Copy out each line exactly; pictures stay out of the copy.

--- begin LISTING ---

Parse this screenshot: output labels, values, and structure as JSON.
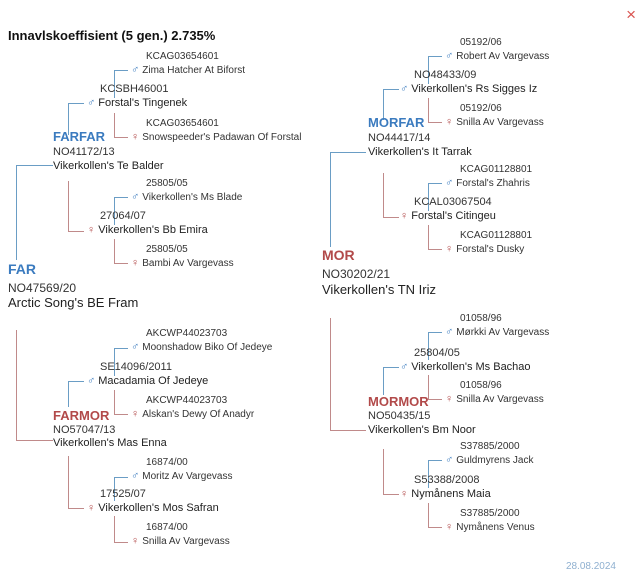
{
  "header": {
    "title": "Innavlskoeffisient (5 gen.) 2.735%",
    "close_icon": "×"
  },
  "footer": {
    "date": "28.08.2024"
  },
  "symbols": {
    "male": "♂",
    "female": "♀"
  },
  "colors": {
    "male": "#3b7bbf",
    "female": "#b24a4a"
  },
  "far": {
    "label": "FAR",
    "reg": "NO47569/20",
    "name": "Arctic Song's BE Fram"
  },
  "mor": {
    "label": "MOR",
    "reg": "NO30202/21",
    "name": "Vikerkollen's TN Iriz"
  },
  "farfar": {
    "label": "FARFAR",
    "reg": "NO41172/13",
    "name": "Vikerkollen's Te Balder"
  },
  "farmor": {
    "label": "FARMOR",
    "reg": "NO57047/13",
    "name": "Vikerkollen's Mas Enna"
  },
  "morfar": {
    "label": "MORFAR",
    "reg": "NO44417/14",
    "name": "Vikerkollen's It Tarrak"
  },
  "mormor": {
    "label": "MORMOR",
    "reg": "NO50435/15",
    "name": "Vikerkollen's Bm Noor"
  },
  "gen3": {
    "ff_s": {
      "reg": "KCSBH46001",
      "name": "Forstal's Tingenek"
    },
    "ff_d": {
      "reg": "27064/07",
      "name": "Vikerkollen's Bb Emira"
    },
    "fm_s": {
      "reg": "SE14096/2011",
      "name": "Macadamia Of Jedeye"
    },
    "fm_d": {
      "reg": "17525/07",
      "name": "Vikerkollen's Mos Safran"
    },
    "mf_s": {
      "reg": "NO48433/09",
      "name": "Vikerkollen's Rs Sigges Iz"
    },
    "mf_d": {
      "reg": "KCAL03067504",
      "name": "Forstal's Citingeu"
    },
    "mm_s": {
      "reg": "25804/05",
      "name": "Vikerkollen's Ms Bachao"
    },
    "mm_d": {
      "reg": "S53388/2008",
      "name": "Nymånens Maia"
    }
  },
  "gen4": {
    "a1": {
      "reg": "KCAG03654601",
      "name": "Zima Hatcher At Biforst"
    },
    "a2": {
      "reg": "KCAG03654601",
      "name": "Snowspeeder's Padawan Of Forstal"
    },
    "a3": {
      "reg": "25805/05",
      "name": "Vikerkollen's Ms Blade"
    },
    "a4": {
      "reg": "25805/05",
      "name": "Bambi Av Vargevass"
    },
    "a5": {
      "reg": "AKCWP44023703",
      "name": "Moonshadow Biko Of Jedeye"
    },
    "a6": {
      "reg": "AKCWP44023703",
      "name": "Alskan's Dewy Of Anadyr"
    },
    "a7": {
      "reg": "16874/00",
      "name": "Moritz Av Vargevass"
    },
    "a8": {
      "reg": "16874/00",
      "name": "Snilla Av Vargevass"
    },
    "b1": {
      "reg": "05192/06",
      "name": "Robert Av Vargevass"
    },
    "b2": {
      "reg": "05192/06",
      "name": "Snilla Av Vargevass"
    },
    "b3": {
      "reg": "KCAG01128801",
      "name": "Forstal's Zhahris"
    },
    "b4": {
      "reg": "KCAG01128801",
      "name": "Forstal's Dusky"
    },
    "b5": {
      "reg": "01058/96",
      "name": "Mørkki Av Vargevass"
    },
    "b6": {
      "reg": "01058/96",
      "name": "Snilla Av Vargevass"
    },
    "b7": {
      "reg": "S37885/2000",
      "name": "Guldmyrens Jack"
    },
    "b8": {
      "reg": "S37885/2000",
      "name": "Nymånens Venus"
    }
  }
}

--- end LISTING ---

TASK SOLUTION.
Parse this screenshot: output labels, values, and structure as JSON.
{
  "header": {
    "title": "Innavlskoeffisient (5 gen.) 2.735%",
    "close_icon": "×"
  },
  "footer": {
    "date": "28.08.2024"
  },
  "symbols": {
    "male": "♂",
    "female": "♀"
  },
  "colors": {
    "male": "#3b7bbf",
    "female": "#b24a4a"
  },
  "far": {
    "label": "FAR",
    "reg": "NO47569/20",
    "name": "Arctic Song's BE Fram"
  },
  "mor": {
    "label": "MOR",
    "reg": "NO30202/21",
    "name": "Vikerkollen's TN Iriz"
  },
  "farfar": {
    "label": "FARFAR",
    "reg": "NO41172/13",
    "name": "Vikerkollen's Te Balder"
  },
  "farmor": {
    "label": "FARMOR",
    "reg": "NO57047/13",
    "name": "Vikerkollen's Mas Enna"
  },
  "morfar": {
    "label": "MORFAR",
    "reg": "NO44417/14",
    "name": "Vikerkollen's It Tarrak"
  },
  "mormor": {
    "label": "MORMOR",
    "reg": "NO50435/15",
    "name": "Vikerkollen's Bm Noor"
  },
  "gen3": {
    "ff_s": {
      "reg": "KCSBH46001",
      "name": "Forstal's Tingenek"
    },
    "ff_d": {
      "reg": "27064/07",
      "name": "Vikerkollen's Bb Emira"
    },
    "fm_s": {
      "reg": "SE14096/2011",
      "name": "Macadamia Of Jedeye"
    },
    "fm_d": {
      "reg": "17525/07",
      "name": "Vikerkollen's Mos Safran"
    },
    "mf_s": {
      "reg": "NO48433/09",
      "name": "Vikerkollen's Rs Sigges Iz"
    },
    "mf_d": {
      "reg": "KCAL03067504",
      "name": "Forstal's Citingeu"
    },
    "mm_s": {
      "reg": "25804/05",
      "name": "Vikerkollen's Ms Bachao"
    },
    "mm_d": {
      "reg": "S53388/2008",
      "name": "Nymånens Maia"
    }
  },
  "gen4": {
    "a1": {
      "reg": "KCAG03654601",
      "name": "Zima Hatcher At Biforst"
    },
    "a2": {
      "reg": "KCAG03654601",
      "name": "Snowspeeder's Padawan Of Forstal"
    },
    "a3": {
      "reg": "25805/05",
      "name": "Vikerkollen's Ms Blade"
    },
    "a4": {
      "reg": "25805/05",
      "name": "Bambi Av Vargevass"
    },
    "a5": {
      "reg": "AKCWP44023703",
      "name": "Moonshadow Biko Of Jedeye"
    },
    "a6": {
      "reg": "AKCWP44023703",
      "name": "Alskan's Dewy Of Anadyr"
    },
    "a7": {
      "reg": "16874/00",
      "name": "Moritz Av Vargevass"
    },
    "a8": {
      "reg": "16874/00",
      "name": "Snilla Av Vargevass"
    },
    "b1": {
      "reg": "05192/06",
      "name": "Robert Av Vargevass"
    },
    "b2": {
      "reg": "05192/06",
      "name": "Snilla Av Vargevass"
    },
    "b3": {
      "reg": "KCAG01128801",
      "name": "Forstal's Zhahris"
    },
    "b4": {
      "reg": "KCAG01128801",
      "name": "Forstal's Dusky"
    },
    "b5": {
      "reg": "01058/96",
      "name": "Mørkki Av Vargevass"
    },
    "b6": {
      "reg": "01058/96",
      "name": "Snilla Av Vargevass"
    },
    "b7": {
      "reg": "S37885/2000",
      "name": "Guldmyrens Jack"
    },
    "b8": {
      "reg": "S37885/2000",
      "name": "Nymånens Venus"
    }
  }
}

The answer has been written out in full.